§ **OBJECTIVE**: From the listing below, extract each line containing the string "matrix".

(Dataset items)
-.-.-

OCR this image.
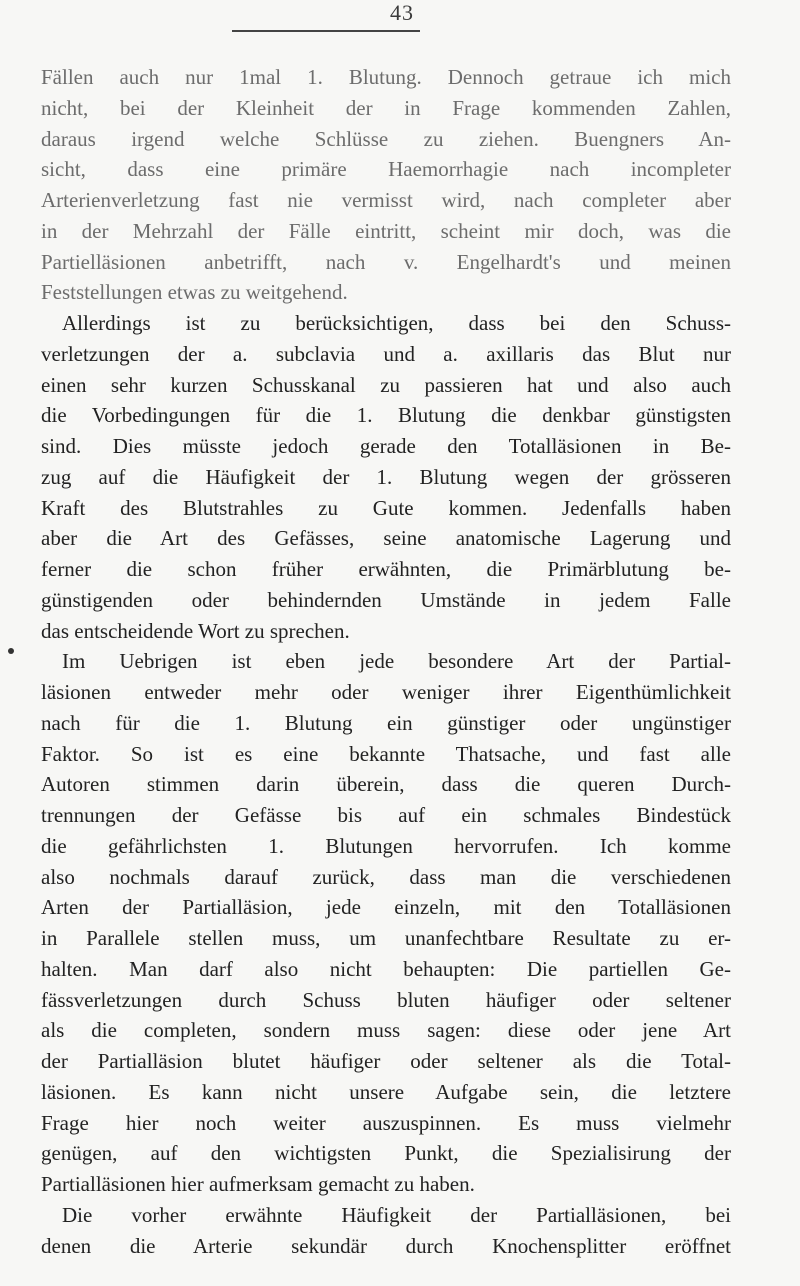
43
Fällen auch nur 1mal 1. Blutung. Dennoch getraue ich mich
nicht, bei der Kleinheit der in Frage kommenden Zahlen,
daraus irgend welche Schlüsse zu ziehen. Buengners An-
sicht, dass eine primäre Haemorrhagie nach incompleter
Arterienverletzung fast nie vermisst wird, nach completer aber
in der Mehrzahl der Fälle eintritt, scheint mir doch, was die
Partielläsionen anbetrifft, nach v. Engelhardt's und meinen
Feststellungen etwas zu weitgehend.
Allerdings ist zu berücksichtigen, dass bei den Schuss-
verletzungen der a. subclavia und a. axillaris das Blut nur
einen sehr kurzen Schusskanal zu passieren hat und also auch
die Vorbedingungen für die 1. Blutung die denkbar günstigsten
sind. Dies müsste jedoch gerade den Totalläsionen in Be-
zug auf die Häufigkeit der 1. Blutung wegen der grösseren
Kraft des Blutstrahles zu Gute kommen. Jedenfalls haben
aber die Art des Gefässes, seine anatomische Lagerung und
ferner die schon früher erwähnten, die Primärblutung be-
günstigenden oder behindernden Umstände in jedem Falle
das entscheidende Wort zu sprechen.
Im Uebrigen ist eben jede besondere Art der Partial-
läsionen entweder mehr oder weniger ihrer Eigenthümlichkeit
nach für die 1. Blutung ein günstiger oder ungünstiger
Faktor. So ist es eine bekannte Thatsache, und fast alle
Autoren stimmen darin überein, dass die queren Durch-
trennungen der Gefässe bis auf ein schmales Bindestück
die gefährlichsten 1. Blutungen hervorrufen. Ich komme
also nochmals darauf zurück, dass man die verschiedenen
Arten der Partialläsion, jede einzeln, mit den Totalläsionen
in Parallele stellen muss, um unanfechtbare Resultate zu er-
halten. Man darf also nicht behaupten: Die partiellen Ge-
fässverletzungen durch Schuss bluten häufiger oder seltener
als die completen, sondern muss sagen: diese oder jene Art
der Partialläsion blutet häufiger oder seltener als die Total-
läsionen. Es kann nicht unsere Aufgabe sein, die letztere
Frage hier noch weiter auszuspinnen. Es muss vielmehr
genügen, auf den wichtigsten Punkt, die Spezialisirung der
Partialläsionen hier aufmerksam gemacht zu haben.
Die vorher erwähnte Häufigkeit der Partialläsionen, bei
denen die Arterie sekundär durch Knochensplitter eröffnet
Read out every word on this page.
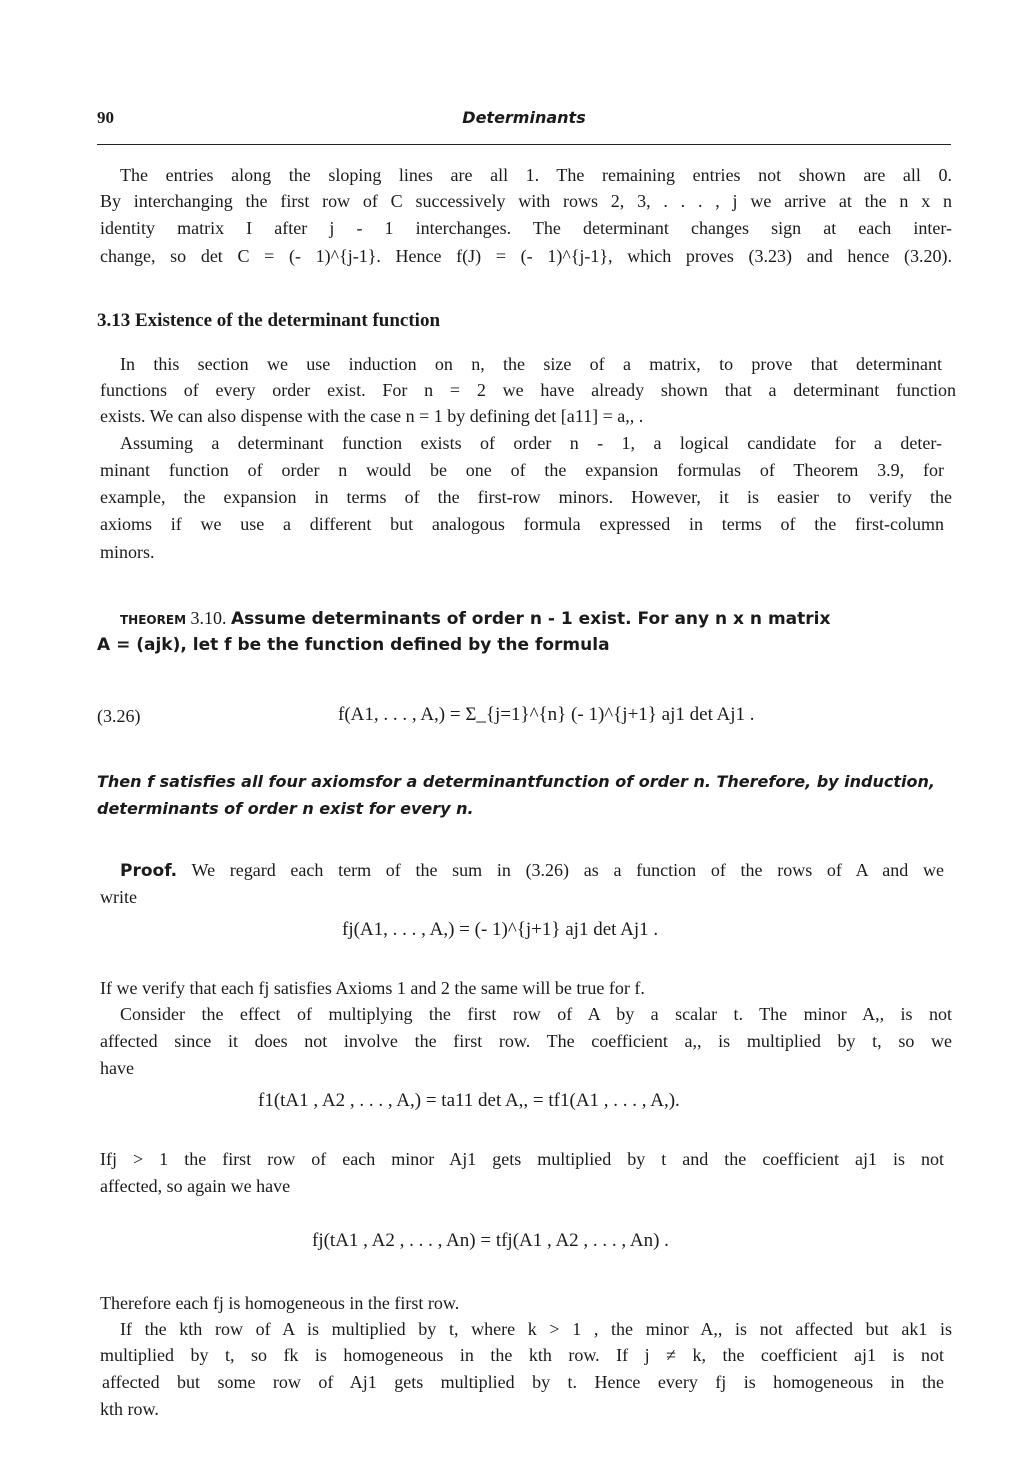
90	Determinants
The entries along the sloping lines are all 1. The remaining entries not shown are all 0.
By interchanging the first row of C successively with rows 2, 3, . . . , j we arrive at the n x n
identity matrix I after j - 1 interchanges. The determinant changes sign at each inter-
change, so det C = (- 1)^{j-1}. Hence f(J) = (- 1)^{j-1}, which proves (3.23) and hence (3.20).
3.13 Existence of the determinant function
In this section we use induction on n, the size of a matrix, to prove that determinant
functions of every order exist. For n = 2 we have already shown that a determinant function
exists. We can also dispense with the case n = 1 by defining det [a11] = a,, .
Assuming a determinant function exists of order n - 1, a logical candidate for a deter-
minant function of order n would be one of the expansion formulas of Theorem 3.9, for
example, the expansion in terms of the first-row minors. However, it is easier to verify the
axioms if we use a different but analogous formula expressed in terms of the first-column
minors.
THEOREM 3.10. Assume determinants of order n - 1 exist. For any n x n matrix
A = (ajk), let f be the function defined by the formula
(3.26)	f(A1, . . . , A,) = Σ_{j=1}^{n} (- 1)^{j+1} aj1 det Aj1 .
Then f satisfies all four axiomsfor a determinantfunction of order n. Therefore, by induction,
determinants of order n exist for every n.
Proof. We regard each term of the sum in (3.26) as a function of the rows of A and we
write
fj(A1, . . . , A,) = (- 1)^{j+1} aj1 det Aj1 .
If we verify that each fj satisfies Axioms 1 and 2 the same will be true for f.
Consider the effect of multiplying the first row of A by a scalar t. The minor A,, is not
affected since it does not involve the first row. The coefficient a,, is multiplied by t, so we
have
f1(tA1 , A2 , . . . , A,) = ta11 det A,, = tf1(A1 , . . . , A,).
Ifj > 1 the first row of each minor Aj1 gets multiplied by t and the coefficient aj1 is not
affected, so again we have
fj(tA1 , A2 , . . . , An) = tfj(A1 , A2 , . . . , An) .
Therefore each fj is homogeneous in the first row.
If the kth row of A is multiplied by t, where k > 1 , the minor A,, is not affected but ak1 is
multiplied by t, so fk is homogeneous in the kth row. If j ≠ k, the coefficient aj1 is not
affected but some row of Aj1 gets multiplied by t. Hence every fj is homogeneous in the
kth row.
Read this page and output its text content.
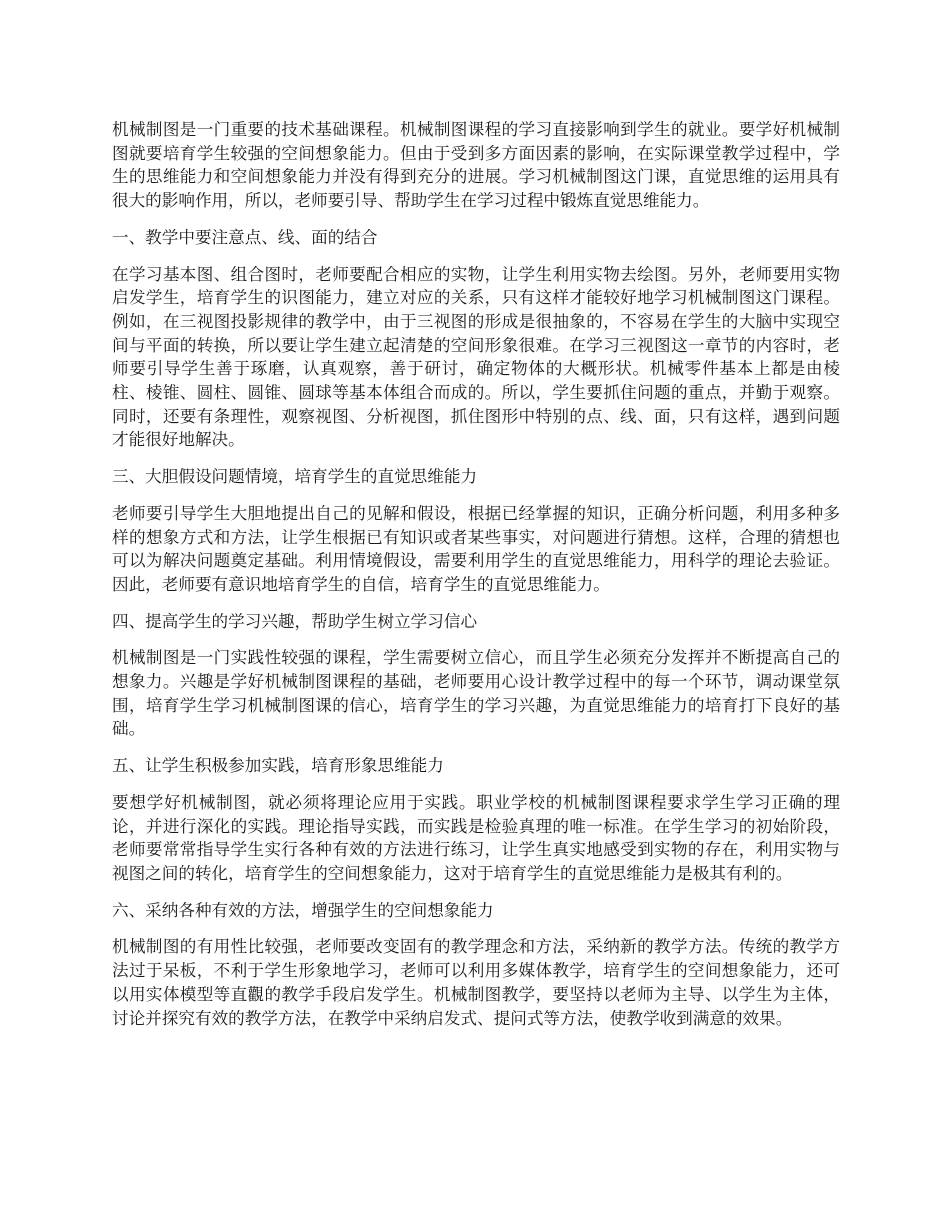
机械制图是一门重要的技术基础课程。机械制图课程的学习直接影响到学生的就业。要学好机械制图就要培育学生较强的空间想象能力。但由于受到多方面因素的影响，在实际课堂教学过程中，学生的思维能力和空间想象能力并没有得到充分的进展。学习机械制图这门课，直觉思维的运用具有很大的影响作用，所以，老师要引导、帮助学生在学习过程中锻炼直觉思维能力。

一、教学中要注意点、线、面的结合

在学习基本图、组合图时，老师要配合相应的实物，让学生利用实物去绘图。另外，老师要用实物启发学生，培育学生的识图能力，建立对应的关系，只有这样才能较好地学习机械制图这门课程。例如，在三视图投影规律的教学中，由于三视图的形成是很抽象的，不容易在学生的大脑中实现空间与平面的转换，所以要让学生建立起清楚的空间形象很难。在学习三视图这一章节的内容时，老师要引导学生善于琢磨，认真观察，善于研讨，确定物体的大概形状。机械零件基本上都是由棱柱、棱锥、圆柱、圆锥、圆球等基本体组合而成的。所以，学生要抓住问题的重点，并勤于观察。同时，还要有条理性，观察视图、分析视图，抓住图形中特别的点、线、面，只有这样，遇到问题才能很好地解决。

三、大胆假设问题情境，培育学生的直觉思维能力

老师要引导学生大胆地提出自己的见解和假设，根据已经掌握的知识，正确分析问题，利用多种多样的想象方式和方法，让学生根据已有知识或者某些事实，对问题进行猜想。这样，合理的猜想也可以为解决问题奠定基础。利用情境假设，需要利用学生的直觉思维能力，用科学的理论去验证。因此，老师要有意识地培育学生的自信，培育学生的直觉思维能力。

四、提高学生的学习兴趣，帮助学生树立学习信心

机械制图是一门实践性较强的课程，学生需要树立信心，而且学生必须充分发挥并不断提高自己的想象力。兴趣是学好机械制图课程的基础，老师要用心设计教学过程中的每一个环节，调动课堂氛围，培育学生学习机械制图课的信心，培育学生的学习兴趣，为直觉思维能力的培育打下良好的基础。

五、让学生积极参加实践，培育形象思维能力

要想学好机械制图，就必须将理论应用于实践。职业学校的机械制图课程要求学生学习正确的理论，并进行深化的实践。理论指导实践，而实践是检验真理的唯一标准。在学生学习的初始阶段，老师要常常指导学生实行各种有效的方法进行练习，让学生真实地感受到实物的存在，利用实物与视图之间的转化，培育学生的空间想象能力，这对于培育学生的直觉思维能力是极其有利的。

六、采纳各种有效的方法，增强学生的空间想象能力

机械制图的有用性比较强，老师要改变固有的教学理念和方法，采纳新的教学方法。传统的教学方法过于呆板，不利于学生形象地学习，老师可以利用多媒体教学，培育学生的空间想象能力，还可以用实体模型等直觀的教学手段启发学生。机械制图教学，要坚持以老师为主导、以学生为主体，讨论并探究有效的教学方法，在教学中采纳启发式、提问式等方法，使教学收到满意的效果。
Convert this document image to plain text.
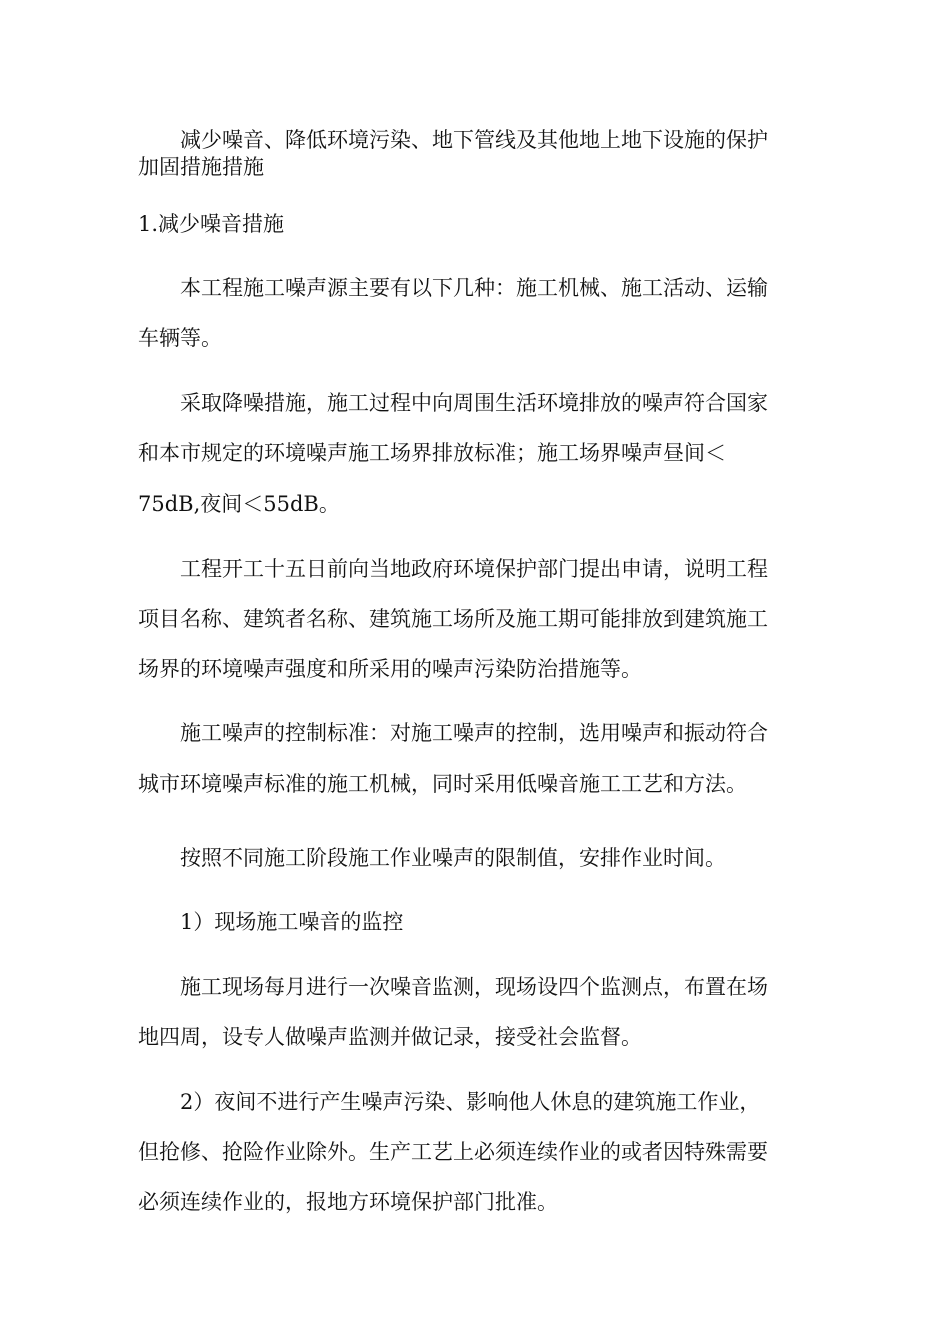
减少噪音、降低环境污染、地下管线及其他地上地下设施的保护
加固措施措施
1.减少噪音措施
本工程施工噪声源主要有以下几种：施工机械、施工活动、运输
车辆等。
采取降噪措施，施工过程中向周围生活环境排放的噪声符合国家
和本市规定的环境噪声施工场界排放标准；施工场界噪声昼间＜
75dB,夜间＜55dB。
工程开工十五日前向当地政府环境保护部门提出申请，说明工程
项目名称、建筑者名称、建筑施工场所及施工期可能排放到建筑施工
场界的环境噪声强度和所采用的噪声污染防治措施等。
施工噪声的控制标准：对施工噪声的控制，选用噪声和振动符合
城市环境噪声标准的施工机械，同时采用低噪音施工工艺和方法。
按照不同施工阶段施工作业噪声的限制值，安排作业时间。
1）现场施工噪音的监控
施工现场每月进行一次噪音监测，现场设四个监测点，布置在场
地四周，设专人做噪声监测并做记录，接受社会监督。
2）夜间不进行产生噪声污染、影响他人休息的建筑施工作业，
但抢修、抢险作业除外。生产工艺上必须连续作业的或者因特殊需要
必须连续作业的，报地方环境保护部门批准。
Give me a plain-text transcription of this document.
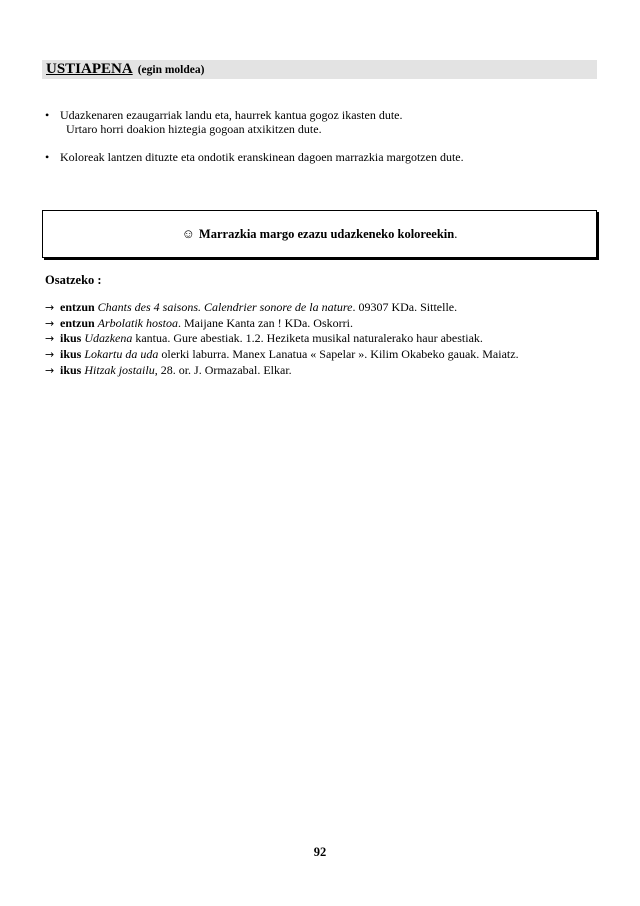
USTIAPENA (egin moldea)
• Udazkenaren ezaugarriak landu eta, haurrek kantua gogoz ikasten dute.
Urtaro horri doakion hiztegia gogoan atxikitzen dute.
• Koloreak lantzen dituzte eta ondotik eranskinean dagoen marrazkia margotzen dute.
☺ Marrazkia margo ezazu udazkeneko koloreekin .
Osatzeko :
→ entzun Chants des 4 saisons. Calendrier sonore de la nature. 09307 KDa. Sittelle.
→ entzun Arbolatik hostoa. Maijane Kanta zan ! KDa. Oskorri.
→ ikus Udazkena kantua. Gure abestiak. 1.2. Heziketa musikal naturalerako haur abestiak.
→ ikus Lokartu da uda olerki laburra. Manex Lanatua « Sapelar ». Kilim Okabeko gauak. Maiatz.
→ ikus Hitzak jostailu, 28. or. J. Ormazabal. Elkar.
92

-.-.-

§ **COMPLETE ANSWER**:
identity matrix I after j - 1 interchanges. The determinant changes sign at each inter-
In this section we use induction on n, the size of a matrix, to prove that determinant
THEOREM 3.10. Assume determinants of order n - 1 exist. For any n x n matrix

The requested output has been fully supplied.